REQUEST:
Take the records underneath and set them down exactly.

Collection entries:
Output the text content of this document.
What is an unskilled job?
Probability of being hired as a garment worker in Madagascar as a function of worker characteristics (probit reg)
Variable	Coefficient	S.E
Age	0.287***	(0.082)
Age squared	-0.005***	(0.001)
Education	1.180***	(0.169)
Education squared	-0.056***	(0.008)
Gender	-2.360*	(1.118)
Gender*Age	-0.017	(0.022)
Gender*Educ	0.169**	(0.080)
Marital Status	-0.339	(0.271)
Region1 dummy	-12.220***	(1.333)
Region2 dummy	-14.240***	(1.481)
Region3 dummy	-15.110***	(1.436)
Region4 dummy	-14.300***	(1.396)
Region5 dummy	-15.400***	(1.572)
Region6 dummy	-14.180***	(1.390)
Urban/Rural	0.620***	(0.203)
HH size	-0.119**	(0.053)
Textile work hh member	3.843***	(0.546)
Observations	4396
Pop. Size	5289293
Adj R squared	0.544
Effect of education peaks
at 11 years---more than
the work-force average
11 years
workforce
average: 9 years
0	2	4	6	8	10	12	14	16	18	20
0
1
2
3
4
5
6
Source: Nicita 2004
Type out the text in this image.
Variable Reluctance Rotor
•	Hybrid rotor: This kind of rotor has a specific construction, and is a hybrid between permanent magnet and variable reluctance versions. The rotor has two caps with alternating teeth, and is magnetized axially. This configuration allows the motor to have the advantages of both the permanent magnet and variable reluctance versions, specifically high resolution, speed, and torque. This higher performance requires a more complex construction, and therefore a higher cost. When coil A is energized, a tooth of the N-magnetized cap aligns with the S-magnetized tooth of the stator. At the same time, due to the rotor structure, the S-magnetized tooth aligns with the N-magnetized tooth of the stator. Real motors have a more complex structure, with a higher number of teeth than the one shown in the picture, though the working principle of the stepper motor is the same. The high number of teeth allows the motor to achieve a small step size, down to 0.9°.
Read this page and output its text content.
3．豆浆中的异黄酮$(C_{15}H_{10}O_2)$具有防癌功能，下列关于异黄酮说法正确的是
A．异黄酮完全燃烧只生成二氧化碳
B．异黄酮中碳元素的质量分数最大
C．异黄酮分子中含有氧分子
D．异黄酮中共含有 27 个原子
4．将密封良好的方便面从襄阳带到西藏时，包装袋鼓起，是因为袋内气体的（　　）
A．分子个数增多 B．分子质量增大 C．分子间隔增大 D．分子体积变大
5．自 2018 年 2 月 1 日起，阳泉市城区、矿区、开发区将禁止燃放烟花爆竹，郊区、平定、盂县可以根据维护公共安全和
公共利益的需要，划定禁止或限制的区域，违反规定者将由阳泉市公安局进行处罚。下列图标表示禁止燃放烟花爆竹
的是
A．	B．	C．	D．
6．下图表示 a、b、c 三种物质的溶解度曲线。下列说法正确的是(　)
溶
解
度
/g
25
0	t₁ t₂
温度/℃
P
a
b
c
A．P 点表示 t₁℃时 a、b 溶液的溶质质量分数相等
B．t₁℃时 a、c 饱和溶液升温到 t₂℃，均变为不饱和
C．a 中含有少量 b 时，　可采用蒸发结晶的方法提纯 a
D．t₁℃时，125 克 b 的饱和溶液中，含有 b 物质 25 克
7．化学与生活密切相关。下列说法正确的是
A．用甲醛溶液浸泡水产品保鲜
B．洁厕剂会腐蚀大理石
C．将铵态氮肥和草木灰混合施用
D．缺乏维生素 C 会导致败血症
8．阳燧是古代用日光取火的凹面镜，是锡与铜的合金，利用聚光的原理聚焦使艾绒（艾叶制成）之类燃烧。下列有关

WRITTEN SOLUTION:
Output the text content of this document.
What is an unskilled job?
Probability of being hired as a garment worker in Madagascar as a function of worker characteristics (probit reg)
Variable	Coefficient	S.E
Age	0.287***	(0.082)
Age squared	-0.005***	(0.001)
Education	1.180***	(0.169)
Education squared	-0.056***	(0.008)
Gender	-2.360*	(1.118)
Gender*Age	-0.017	(0.022)
Gender*Educ	0.169**	(0.080)
Marital Status	-0.339	(0.271)
Region1 dummy	-12.220***	(1.333)
Region2 dummy	-14.240***	(1.481)
Region3 dummy	-15.110***	(1.436)
Region4 dummy	-14.300***	(1.396)
Region5 dummy	-15.400***	(1.572)
Region6 dummy	-14.180***	(1.390)
Urban/Rural	0.620***	(0.203)
HH size	-0.119**	(0.053)
Textile work hh member	3.843***	(0.546)
Observations	4396
Pop. Size	5289293
Adj R squared	0.544
Effect of education peaks
at 11 years---more than
the work-force average
11 years
workforce
average: 9 years
0	2	4	6	8	10	12	14	16	18	20
0
1
2
3
4
5
6
Source: Nicita 2004
Type out the text in this image.
Variable Reluctance Rotor
•	Hybrid rotor: This kind of rotor has a specific construction, and is a hybrid between permanent magnet and variable reluctance versions. The rotor has two caps with alternating teeth, and is magnetized axially. This configuration allows the motor to have the advantages of both the permanent magnet and variable reluctance versions, specifically high resolution, speed, and torque. This higher performance requires a more complex construction, and therefore a higher cost. When coil A is energized, a tooth of the N-magnetized cap aligns with the S-magnetized tooth of the stator. At the same time, due to the rotor structure, the S-magnetized tooth aligns with the N-magnetized tooth of the stator. Real motors have a more complex structure, with a higher number of teeth than the one shown in the picture, though the working principle of the stepper motor is the same. The high number of teeth allows the motor to achieve a small step size, down to 0.9°.
Read this page and output its text content.
3．豆浆中的异黄酮$(C_{15}H_{10}O_2)$具有防癌功能，下列关于异黄酮说法正确的是
A．异黄酮完全燃烧只生成二氧化碳
B．异黄酮中碳元素的质量分数最大
C．异黄酮分子中含有氧分子
D．异黄酮中共含有 27 个原子
4．将密封良好的方便面从襄阳带到西藏时，包装袋鼓起，是因为袋内气体的（　　）
A．分子个数增多 B．分子质量增大 C．分子间隔增大 D．分子体积变大
5．自 2018 年 2 月 1 日起，阳泉市城区、矿区、开发区将禁止燃放烟花爆竹，郊区、平定、盂县可以根据维护公共安全和
公共利益的需要，划定禁止或限制的区域，违反规定者将由阳泉市公安局进行处罚。下列图标表示禁止燃放烟花爆竹
的是
A．	B．	C．	D．
6．下图表示 a、b、c 三种物质的溶解度曲线。下列说法正确的是(　)
溶
解
度
/g
25
0	t₁ t₂
温度/℃
P
a
b
c
A．P 点表示 t₁℃时 a、b 溶液的溶质质量分数相等
B．t₁℃时 a、c 饱和溶液升温到 t₂℃，均变为不饱和
C．a 中含有少量 b 时，　可采用蒸发结晶的方法提纯 a
D．t₁℃时，125 克 b 的饱和溶液中，含有 b 物质 25 克
7．化学与生活密切相关。下列说法正确的是
A．用甲醛溶液浸泡水产品保鲜
B．洁厕剂会腐蚀大理石
C．将铵态氮肥和草木灰混合施用
D．缺乏维生素 C 会导致败血症
8．阳燧是古代用日光取火的凹面镜，是锡与铜的合金，利用聚光的原理聚焦使艾绒（艾叶制成）之类燃烧。下列有关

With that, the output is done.